__Challenge__
Each line of the material must be returned exactly.

┌────────

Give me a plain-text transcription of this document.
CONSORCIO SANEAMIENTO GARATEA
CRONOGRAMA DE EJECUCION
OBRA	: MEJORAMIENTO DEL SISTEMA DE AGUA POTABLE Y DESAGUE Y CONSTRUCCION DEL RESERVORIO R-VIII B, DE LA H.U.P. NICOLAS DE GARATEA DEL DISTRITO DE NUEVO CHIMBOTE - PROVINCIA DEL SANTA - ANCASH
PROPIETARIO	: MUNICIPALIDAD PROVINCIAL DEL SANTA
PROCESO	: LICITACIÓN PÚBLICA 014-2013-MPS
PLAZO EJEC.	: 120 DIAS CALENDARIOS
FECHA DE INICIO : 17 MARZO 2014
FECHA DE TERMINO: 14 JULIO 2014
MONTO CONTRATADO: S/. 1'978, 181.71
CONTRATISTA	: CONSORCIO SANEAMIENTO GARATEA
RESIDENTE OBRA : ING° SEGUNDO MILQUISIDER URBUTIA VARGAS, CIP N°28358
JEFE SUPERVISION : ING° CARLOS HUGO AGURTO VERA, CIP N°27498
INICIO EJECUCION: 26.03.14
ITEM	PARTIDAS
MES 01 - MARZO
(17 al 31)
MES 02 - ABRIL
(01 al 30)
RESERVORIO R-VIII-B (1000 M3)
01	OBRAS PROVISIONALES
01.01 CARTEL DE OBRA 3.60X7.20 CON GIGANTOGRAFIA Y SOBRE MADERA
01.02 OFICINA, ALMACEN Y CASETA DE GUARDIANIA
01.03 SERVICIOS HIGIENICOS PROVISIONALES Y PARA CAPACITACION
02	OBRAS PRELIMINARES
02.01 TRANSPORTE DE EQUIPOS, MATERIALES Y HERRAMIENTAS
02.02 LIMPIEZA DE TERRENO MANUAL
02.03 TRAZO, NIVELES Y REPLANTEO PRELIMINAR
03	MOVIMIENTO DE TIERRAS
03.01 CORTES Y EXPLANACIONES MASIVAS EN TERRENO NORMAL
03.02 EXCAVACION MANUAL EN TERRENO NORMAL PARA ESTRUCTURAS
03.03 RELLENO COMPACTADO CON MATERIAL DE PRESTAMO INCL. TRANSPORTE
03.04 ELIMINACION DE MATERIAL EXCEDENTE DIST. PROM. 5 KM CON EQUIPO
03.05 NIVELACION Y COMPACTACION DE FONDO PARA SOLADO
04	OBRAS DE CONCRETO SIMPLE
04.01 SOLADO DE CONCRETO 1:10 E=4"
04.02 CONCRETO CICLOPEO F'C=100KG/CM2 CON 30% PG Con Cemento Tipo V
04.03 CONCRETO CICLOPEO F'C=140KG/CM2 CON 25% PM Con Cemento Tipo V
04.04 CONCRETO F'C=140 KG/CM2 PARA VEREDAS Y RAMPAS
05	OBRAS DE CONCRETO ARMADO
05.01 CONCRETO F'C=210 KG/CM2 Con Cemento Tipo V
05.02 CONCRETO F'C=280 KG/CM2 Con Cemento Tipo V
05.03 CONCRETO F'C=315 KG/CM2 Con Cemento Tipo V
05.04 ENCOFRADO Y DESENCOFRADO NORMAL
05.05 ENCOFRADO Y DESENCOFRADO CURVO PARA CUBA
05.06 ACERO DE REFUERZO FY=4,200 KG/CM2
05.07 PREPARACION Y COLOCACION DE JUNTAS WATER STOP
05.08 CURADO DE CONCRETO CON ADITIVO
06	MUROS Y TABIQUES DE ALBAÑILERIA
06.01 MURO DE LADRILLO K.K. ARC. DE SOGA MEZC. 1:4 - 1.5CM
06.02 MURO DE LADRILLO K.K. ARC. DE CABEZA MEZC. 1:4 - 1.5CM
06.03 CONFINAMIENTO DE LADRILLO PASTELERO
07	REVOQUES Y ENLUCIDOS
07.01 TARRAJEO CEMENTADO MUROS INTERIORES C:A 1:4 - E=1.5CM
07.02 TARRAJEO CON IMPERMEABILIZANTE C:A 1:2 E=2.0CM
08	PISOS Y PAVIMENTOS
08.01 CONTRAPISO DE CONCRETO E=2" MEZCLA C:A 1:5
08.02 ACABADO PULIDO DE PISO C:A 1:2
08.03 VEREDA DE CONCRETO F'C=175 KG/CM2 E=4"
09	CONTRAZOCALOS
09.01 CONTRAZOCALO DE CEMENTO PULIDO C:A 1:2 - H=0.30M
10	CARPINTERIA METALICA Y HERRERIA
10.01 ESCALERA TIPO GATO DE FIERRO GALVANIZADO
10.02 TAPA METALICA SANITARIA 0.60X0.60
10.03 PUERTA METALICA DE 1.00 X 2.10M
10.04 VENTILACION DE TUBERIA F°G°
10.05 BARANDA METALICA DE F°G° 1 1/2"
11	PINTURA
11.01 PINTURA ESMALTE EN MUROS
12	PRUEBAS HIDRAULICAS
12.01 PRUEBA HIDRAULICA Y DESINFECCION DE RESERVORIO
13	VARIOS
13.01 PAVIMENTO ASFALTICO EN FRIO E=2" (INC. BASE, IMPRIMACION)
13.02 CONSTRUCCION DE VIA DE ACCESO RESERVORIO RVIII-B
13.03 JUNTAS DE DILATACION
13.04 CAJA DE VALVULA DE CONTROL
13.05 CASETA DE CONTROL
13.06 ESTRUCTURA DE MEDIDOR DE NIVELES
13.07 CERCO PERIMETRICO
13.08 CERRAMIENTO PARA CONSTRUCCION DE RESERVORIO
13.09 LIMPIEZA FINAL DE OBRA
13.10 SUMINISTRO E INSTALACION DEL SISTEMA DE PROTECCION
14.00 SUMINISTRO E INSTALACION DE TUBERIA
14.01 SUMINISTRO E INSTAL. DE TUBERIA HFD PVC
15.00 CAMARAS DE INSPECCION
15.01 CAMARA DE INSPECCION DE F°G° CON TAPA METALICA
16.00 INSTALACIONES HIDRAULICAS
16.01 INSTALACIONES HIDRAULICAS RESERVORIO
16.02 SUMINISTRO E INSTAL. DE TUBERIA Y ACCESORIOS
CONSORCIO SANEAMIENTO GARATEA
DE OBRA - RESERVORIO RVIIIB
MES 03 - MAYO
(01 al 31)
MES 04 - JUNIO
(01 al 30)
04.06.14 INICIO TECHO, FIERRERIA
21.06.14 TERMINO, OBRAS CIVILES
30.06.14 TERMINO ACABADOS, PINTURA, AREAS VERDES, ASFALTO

└────────

__Written solution__
Give me a plain-text transcription of this document.
CONSORCIO SANEAMIENTO GARATEA
CRONOGRAMA DE EJECUCION
OBRA	: MEJORAMIENTO DEL SISTEMA DE AGUA POTABLE Y DESAGUE Y CONSTRUCCION DEL RESERVORIO R-VIII B, DE LA H.U.P. NICOLAS DE GARATEA DEL DISTRITO DE NUEVO CHIMBOTE - PROVINCIA DEL SANTA - ANCASH
PROPIETARIO	: MUNICIPALIDAD PROVINCIAL DEL SANTA
PROCESO	: LICITACIÓN PÚBLICA 014-2013-MPS
PLAZO EJEC.	: 120 DIAS CALENDARIOS
FECHA DE INICIO : 17 MARZO 2014
FECHA DE TERMINO: 14 JULIO 2014
MONTO CONTRATADO: S/. 1'978, 181.71
CONTRATISTA	: CONSORCIO SANEAMIENTO GARATEA
RESIDENTE OBRA : ING° SEGUNDO MILQUISIDER URBUTIA VARGAS, CIP N°28358
JEFE SUPERVISION : ING° CARLOS HUGO AGURTO VERA, CIP N°27498
INICIO EJECUCION: 26.03.14
ITEM	PARTIDAS
MES 01 - MARZO
(17 al 31)
MES 02 - ABRIL
(01 al 30)
RESERVORIO R-VIII-B (1000 M3)
01	OBRAS PROVISIONALES
01.01 CARTEL DE OBRA 3.60X7.20 CON GIGANTOGRAFIA Y SOBRE MADERA
01.02 OFICINA, ALMACEN Y CASETA DE GUARDIANIA
01.03 SERVICIOS HIGIENICOS PROVISIONALES Y PARA CAPACITACION
02	OBRAS PRELIMINARES
02.01 TRANSPORTE DE EQUIPOS, MATERIALES Y HERRAMIENTAS
02.02 LIMPIEZA DE TERRENO MANUAL
02.03 TRAZO, NIVELES Y REPLANTEO PRELIMINAR
03	MOVIMIENTO DE TIERRAS
03.01 CORTES Y EXPLANACIONES MASIVAS EN TERRENO NORMAL
03.02 EXCAVACION MANUAL EN TERRENO NORMAL PARA ESTRUCTURAS
03.03 RELLENO COMPACTADO CON MATERIAL DE PRESTAMO INCL. TRANSPORTE
03.04 ELIMINACION DE MATERIAL EXCEDENTE DIST. PROM. 5 KM CON EQUIPO
03.05 NIVELACION Y COMPACTACION DE FONDO PARA SOLADO
04	OBRAS DE CONCRETO SIMPLE
04.01 SOLADO DE CONCRETO 1:10 E=4"
04.02 CONCRETO CICLOPEO F'C=100KG/CM2 CON 30% PG Con Cemento Tipo V
04.03 CONCRETO CICLOPEO F'C=140KG/CM2 CON 25% PM Con Cemento Tipo V
04.04 CONCRETO F'C=140 KG/CM2 PARA VEREDAS Y RAMPAS
05	OBRAS DE CONCRETO ARMADO
05.01 CONCRETO F'C=210 KG/CM2 Con Cemento Tipo V
05.02 CONCRETO F'C=280 KG/CM2 Con Cemento Tipo V
05.03 CONCRETO F'C=315 KG/CM2 Con Cemento Tipo V
05.04 ENCOFRADO Y DESENCOFRADO NORMAL
05.05 ENCOFRADO Y DESENCOFRADO CURVO PARA CUBA
05.06 ACERO DE REFUERZO FY=4,200 KG/CM2
05.07 PREPARACION Y COLOCACION DE JUNTAS WATER STOP
05.08 CURADO DE CONCRETO CON ADITIVO
06	MUROS Y TABIQUES DE ALBAÑILERIA
06.01 MURO DE LADRILLO K.K. ARC. DE SOGA MEZC. 1:4 - 1.5CM
06.02 MURO DE LADRILLO K.K. ARC. DE CABEZA MEZC. 1:4 - 1.5CM
06.03 CONFINAMIENTO DE LADRILLO PASTELERO
07	REVOQUES Y ENLUCIDOS
07.01 TARRAJEO CEMENTADO MUROS INTERIORES C:A 1:4 - E=1.5CM
07.02 TARRAJEO CON IMPERMEABILIZANTE C:A 1:2 E=2.0CM
08	PISOS Y PAVIMENTOS
08.01 CONTRAPISO DE CONCRETO E=2" MEZCLA C:A 1:5
08.02 ACABADO PULIDO DE PISO C:A 1:2
08.03 VEREDA DE CONCRETO F'C=175 KG/CM2 E=4"
09	CONTRAZOCALOS
09.01 CONTRAZOCALO DE CEMENTO PULIDO C:A 1:2 - H=0.30M
10	CARPINTERIA METALICA Y HERRERIA
10.01 ESCALERA TIPO GATO DE FIERRO GALVANIZADO
10.02 TAPA METALICA SANITARIA 0.60X0.60
10.03 PUERTA METALICA DE 1.00 X 2.10M
10.04 VENTILACION DE TUBERIA F°G°
10.05 BARANDA METALICA DE F°G° 1 1/2"
11	PINTURA
11.01 PINTURA ESMALTE EN MUROS
12	PRUEBAS HIDRAULICAS
12.01 PRUEBA HIDRAULICA Y DESINFECCION DE RESERVORIO
13	VARIOS
13.01 PAVIMENTO ASFALTICO EN FRIO E=2" (INC. BASE, IMPRIMACION)
13.02 CONSTRUCCION DE VIA DE ACCESO RESERVORIO RVIII-B
13.03 JUNTAS DE DILATACION
13.04 CAJA DE VALVULA DE CONTROL
13.05 CASETA DE CONTROL
13.06 ESTRUCTURA DE MEDIDOR DE NIVELES
13.07 CERCO PERIMETRICO
13.08 CERRAMIENTO PARA CONSTRUCCION DE RESERVORIO
13.09 LIMPIEZA FINAL DE OBRA
13.10 SUMINISTRO E INSTALACION DEL SISTEMA DE PROTECCION
14.00 SUMINISTRO E INSTALACION DE TUBERIA
14.01 SUMINISTRO E INSTAL. DE TUBERIA HFD PVC
15.00 CAMARAS DE INSPECCION
15.01 CAMARA DE INSPECCION DE F°G° CON TAPA METALICA
16.00 INSTALACIONES HIDRAULICAS
16.01 INSTALACIONES HIDRAULICAS RESERVORIO
16.02 SUMINISTRO E INSTAL. DE TUBERIA Y ACCESORIOS
CONSORCIO SANEAMIENTO GARATEA
DE OBRA - RESERVORIO RVIIIB
MES 03 - MAYO
(01 al 31)
MES 04 - JUNIO
(01 al 30)
04.06.14 INICIO TECHO, FIERRERIA
21.06.14 TERMINO, OBRAS CIVILES
30.06.14 TERMINO ACABADOS, PINTURA, AREAS VERDES, ASFALTO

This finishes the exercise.